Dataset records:
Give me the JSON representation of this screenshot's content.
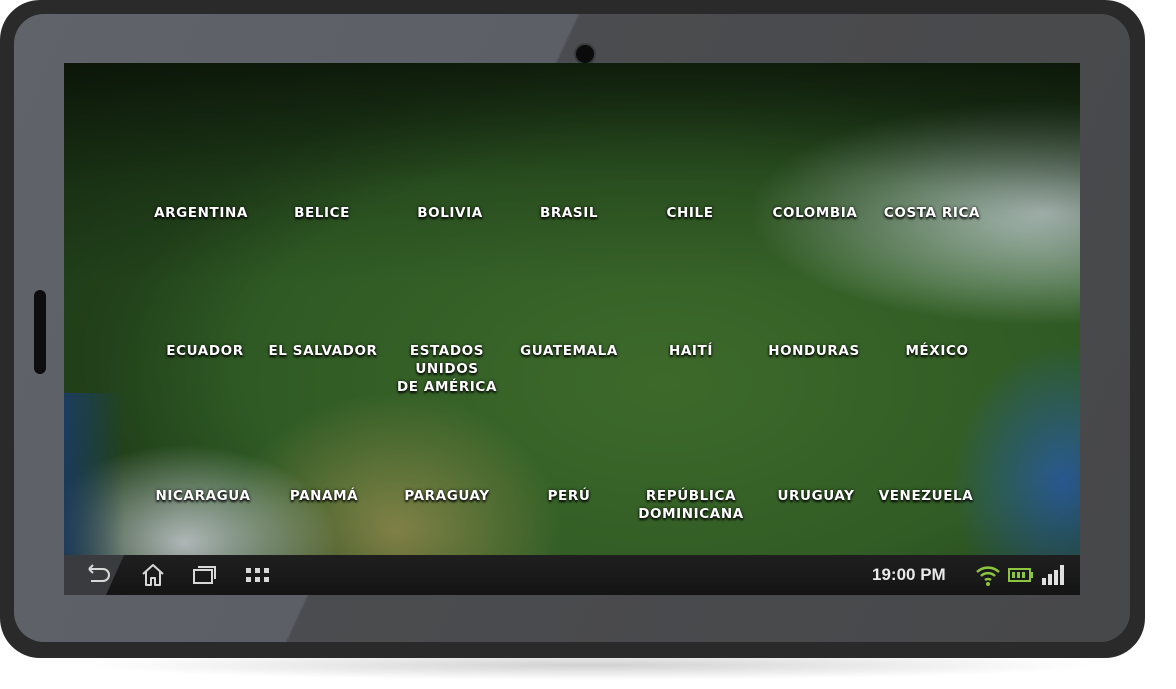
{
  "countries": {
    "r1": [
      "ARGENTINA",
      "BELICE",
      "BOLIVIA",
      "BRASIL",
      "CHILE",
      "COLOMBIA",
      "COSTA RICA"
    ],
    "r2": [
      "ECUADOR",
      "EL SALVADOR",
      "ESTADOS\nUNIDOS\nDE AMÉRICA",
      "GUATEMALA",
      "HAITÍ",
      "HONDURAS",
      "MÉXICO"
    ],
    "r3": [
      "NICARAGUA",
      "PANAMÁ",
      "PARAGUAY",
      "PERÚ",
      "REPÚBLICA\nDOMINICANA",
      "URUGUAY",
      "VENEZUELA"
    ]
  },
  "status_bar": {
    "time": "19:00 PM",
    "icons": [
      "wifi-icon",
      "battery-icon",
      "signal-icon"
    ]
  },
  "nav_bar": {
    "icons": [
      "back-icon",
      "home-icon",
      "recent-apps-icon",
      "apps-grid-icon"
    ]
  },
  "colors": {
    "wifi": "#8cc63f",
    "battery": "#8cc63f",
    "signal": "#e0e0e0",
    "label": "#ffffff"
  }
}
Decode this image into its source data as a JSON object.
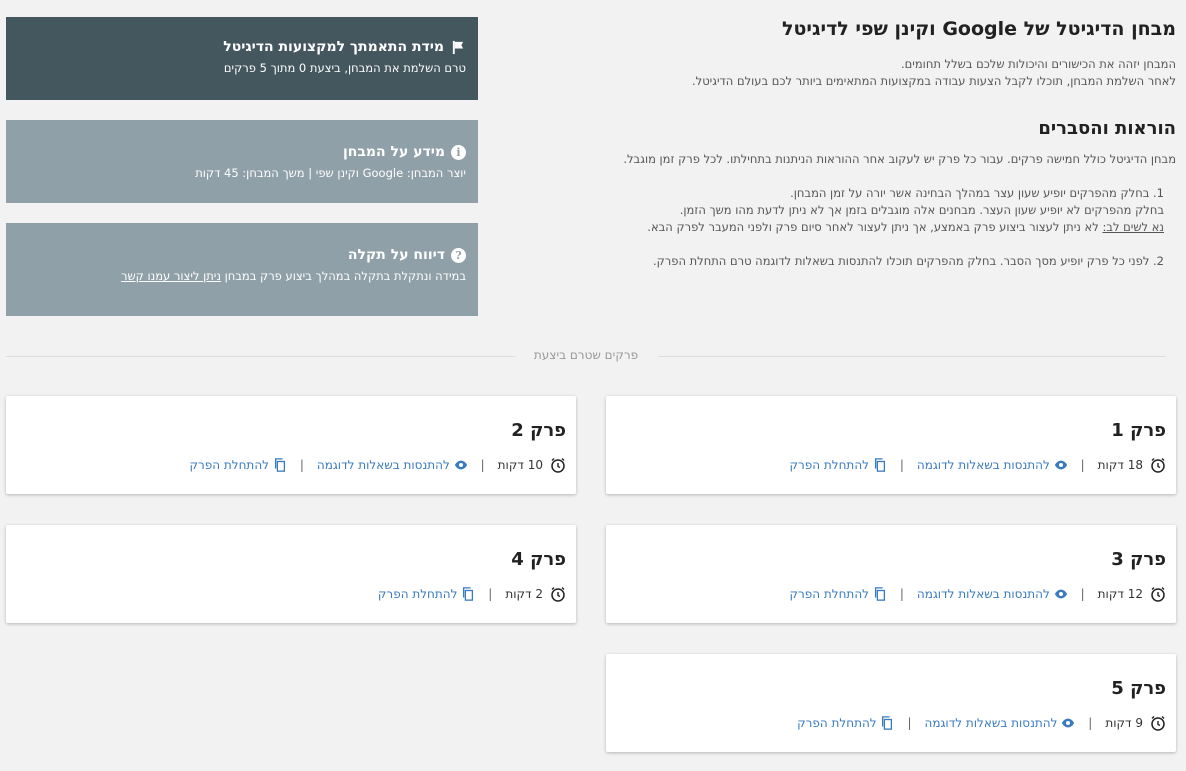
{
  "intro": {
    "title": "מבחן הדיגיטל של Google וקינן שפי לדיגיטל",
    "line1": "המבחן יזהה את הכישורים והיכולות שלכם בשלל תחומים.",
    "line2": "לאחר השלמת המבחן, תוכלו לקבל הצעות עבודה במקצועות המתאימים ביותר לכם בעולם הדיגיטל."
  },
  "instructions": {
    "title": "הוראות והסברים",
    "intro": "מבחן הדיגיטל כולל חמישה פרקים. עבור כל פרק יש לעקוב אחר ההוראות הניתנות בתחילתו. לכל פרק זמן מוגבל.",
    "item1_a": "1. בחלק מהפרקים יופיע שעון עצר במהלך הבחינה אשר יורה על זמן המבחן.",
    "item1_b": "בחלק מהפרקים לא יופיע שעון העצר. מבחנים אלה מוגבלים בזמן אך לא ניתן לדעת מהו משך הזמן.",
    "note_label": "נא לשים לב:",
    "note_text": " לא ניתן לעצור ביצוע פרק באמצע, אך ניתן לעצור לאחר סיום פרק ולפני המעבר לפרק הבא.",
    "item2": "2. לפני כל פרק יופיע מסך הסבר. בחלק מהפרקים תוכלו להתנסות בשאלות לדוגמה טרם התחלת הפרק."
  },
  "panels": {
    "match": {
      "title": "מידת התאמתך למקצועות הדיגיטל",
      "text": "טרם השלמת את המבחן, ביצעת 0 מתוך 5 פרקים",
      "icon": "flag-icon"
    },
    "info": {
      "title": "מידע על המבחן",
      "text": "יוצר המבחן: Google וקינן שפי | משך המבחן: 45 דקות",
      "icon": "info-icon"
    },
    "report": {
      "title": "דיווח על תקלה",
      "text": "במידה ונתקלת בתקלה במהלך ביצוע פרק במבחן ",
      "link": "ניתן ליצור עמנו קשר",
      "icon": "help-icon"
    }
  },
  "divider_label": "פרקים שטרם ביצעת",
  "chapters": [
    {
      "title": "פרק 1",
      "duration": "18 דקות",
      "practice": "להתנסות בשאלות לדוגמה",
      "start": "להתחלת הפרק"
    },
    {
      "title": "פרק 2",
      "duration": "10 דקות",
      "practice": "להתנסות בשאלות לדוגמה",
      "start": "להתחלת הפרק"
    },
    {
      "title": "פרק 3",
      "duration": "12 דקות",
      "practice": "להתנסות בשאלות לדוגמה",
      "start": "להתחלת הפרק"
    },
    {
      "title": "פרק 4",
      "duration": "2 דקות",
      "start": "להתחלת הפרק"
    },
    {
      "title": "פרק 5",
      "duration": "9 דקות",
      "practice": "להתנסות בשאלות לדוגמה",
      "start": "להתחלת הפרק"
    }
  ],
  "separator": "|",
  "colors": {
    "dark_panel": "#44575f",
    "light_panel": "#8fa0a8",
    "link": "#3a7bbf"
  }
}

▸ **What this task involves**
Pictures are excluded; copy all other data exactly as shown.

▸ **Result for this task**
Give me the JSON representation of this screenshot's content.
{
  "countries": {
    "r1": [
      "ARGENTINA",
      "BELICE",
      "BOLIVIA",
      "BRASIL",
      "CHILE",
      "COLOMBIA",
      "COSTA RICA"
    ],
    "r2": [
      "ECUADOR",
      "EL SALVADOR",
      "ESTADOS\nUNIDOS\nDE AMÉRICA",
      "GUATEMALA",
      "HAITÍ",
      "HONDURAS",
      "MÉXICO"
    ],
    "r3": [
      "NICARAGUA",
      "PANAMÁ",
      "PARAGUAY",
      "PERÚ",
      "REPÚBLICA\nDOMINICANA",
      "URUGUAY",
      "VENEZUELA"
    ]
  },
  "status_bar": {
    "time": "19:00 PM",
    "icons": [
      "wifi-icon",
      "battery-icon",
      "signal-icon"
    ]
  },
  "nav_bar": {
    "icons": [
      "back-icon",
      "home-icon",
      "recent-apps-icon",
      "apps-grid-icon"
    ]
  },
  "colors": {
    "wifi": "#8cc63f",
    "battery": "#8cc63f",
    "signal": "#e0e0e0",
    "label": "#ffffff"
  }
}
Decode this image into its source data as a JSON object.
{
  "intro": {
    "title": "מבחן הדיגיטל של Google וקינן שפי לדיגיטל",
    "line1": "המבחן יזהה את הכישורים והיכולות שלכם בשלל תחומים.",
    "line2": "לאחר השלמת המבחן, תוכלו לקבל הצעות עבודה במקצועות המתאימים ביותר לכם בעולם הדיגיטל."
  },
  "instructions": {
    "title": "הוראות והסברים",
    "intro": "מבחן הדיגיטל כולל חמישה פרקים. עבור כל פרק יש לעקוב אחר ההוראות הניתנות בתחילתו. לכל פרק זמן מוגבל.",
    "item1_a": "1. בחלק מהפרקים יופיע שעון עצר במהלך הבחינה אשר יורה על זמן המבחן.",
    "item1_b": "בחלק מהפרקים לא יופיע שעון העצר. מבחנים אלה מוגבלים בזמן אך לא ניתן לדעת מהו משך הזמן.",
    "note_label": "נא לשים לב:",
    "note_text": " לא ניתן לעצור ביצוע פרק באמצע, אך ניתן לעצור לאחר סיום פרק ולפני המעבר לפרק הבא.",
    "item2": "2. לפני כל פרק יופיע מסך הסבר. בחלק מהפרקים תוכלו להתנסות בשאלות לדוגמה טרם התחלת הפרק."
  },
  "panels": {
    "match": {
      "title": "מידת התאמתך למקצועות הדיגיטל",
      "text": "טרם השלמת את המבחן, ביצעת 0 מתוך 5 פרקים",
      "icon": "flag-icon"
    },
    "info": {
      "title": "מידע על המבחן",
      "text": "יוצר המבחן: Google וקינן שפי | משך המבחן: 45 דקות",
      "icon": "info-icon"
    },
    "report": {
      "title": "דיווח על תקלה",
      "text": "במידה ונתקלת בתקלה במהלך ביצוע פרק במבחן ",
      "link": "ניתן ליצור עמנו קשר",
      "icon": "help-icon"
    }
  },
  "divider_label": "פרקים שטרם ביצעת",
  "chapters": [
    {
      "title": "פרק 1",
      "duration": "18 דקות",
      "practice": "להתנסות בשאלות לדוגמה",
      "start": "להתחלת הפרק"
    },
    {
      "title": "פרק 2",
      "duration": "10 דקות",
      "practice": "להתנסות בשאלות לדוגמה",
      "start": "להתחלת הפרק"
    },
    {
      "title": "פרק 3",
      "duration": "12 דקות",
      "practice": "להתנסות בשאלות לדוגמה",
      "start": "להתחלת הפרק"
    },
    {
      "title": "פרק 4",
      "duration": "2 דקות",
      "start": "להתחלת הפרק"
    },
    {
      "title": "פרק 5",
      "duration": "9 דקות",
      "practice": "להתנסות בשאלות לדוגמה",
      "start": "להתחלת הפרק"
    }
  ],
  "separator": "|",
  "colors": {
    "dark_panel": "#44575f",
    "light_panel": "#8fa0a8",
    "link": "#3a7bbf"
  }
}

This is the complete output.